■ **Stated task**
Give every line of the material again, exactly as written.

■ **Material supplied**
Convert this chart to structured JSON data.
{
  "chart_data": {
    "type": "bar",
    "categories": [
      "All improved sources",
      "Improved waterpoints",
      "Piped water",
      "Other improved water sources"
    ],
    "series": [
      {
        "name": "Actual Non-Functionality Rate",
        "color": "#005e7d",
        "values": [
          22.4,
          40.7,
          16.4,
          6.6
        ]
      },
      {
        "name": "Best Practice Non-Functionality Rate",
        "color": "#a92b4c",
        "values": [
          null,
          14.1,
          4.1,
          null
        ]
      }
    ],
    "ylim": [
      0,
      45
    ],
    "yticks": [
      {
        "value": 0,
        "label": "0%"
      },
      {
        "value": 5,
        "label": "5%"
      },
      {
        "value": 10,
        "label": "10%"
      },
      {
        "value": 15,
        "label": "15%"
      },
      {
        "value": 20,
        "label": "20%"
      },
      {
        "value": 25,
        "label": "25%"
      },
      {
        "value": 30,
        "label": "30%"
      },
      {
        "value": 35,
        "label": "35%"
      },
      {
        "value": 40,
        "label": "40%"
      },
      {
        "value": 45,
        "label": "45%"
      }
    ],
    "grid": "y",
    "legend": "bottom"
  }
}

■ **Solution for this exercise**
Convert this chart to structured JSON data.
{
  "chart_data": {
    "type": "bar",
    "categories": [
      "All improved sources",
      "Improved waterpoints",
      "Piped water",
      "Other improved water sources"
    ],
    "series": [
      {
        "name": "Actual Non-Functionality Rate",
        "color": "#005e7d",
        "values": [
          22.4,
          40.7,
          16.4,
          6.6
        ]
      },
      {
        "name": "Best Practice Non-Functionality Rate",
        "color": "#a92b4c",
        "values": [
          null,
          14.1,
          4.1,
          null
        ]
      }
    ],
    "ylim": [
      0,
      45
    ],
    "yticks": [
      {
        "value": 0,
        "label": "0%"
      },
      {
        "value": 5,
        "label": "5%"
      },
      {
        "value": 10,
        "label": "10%"
      },
      {
        "value": 15,
        "label": "15%"
      },
      {
        "value": 20,
        "label": "20%"
      },
      {
        "value": 25,
        "label": "25%"
      },
      {
        "value": 30,
        "label": "30%"
      },
      {
        "value": 35,
        "label": "35%"
      },
      {
        "value": 40,
        "label": "40%"
      },
      {
        "value": 45,
        "label": "45%"
      }
    ],
    "grid": "y",
    "legend": "bottom"
  }
}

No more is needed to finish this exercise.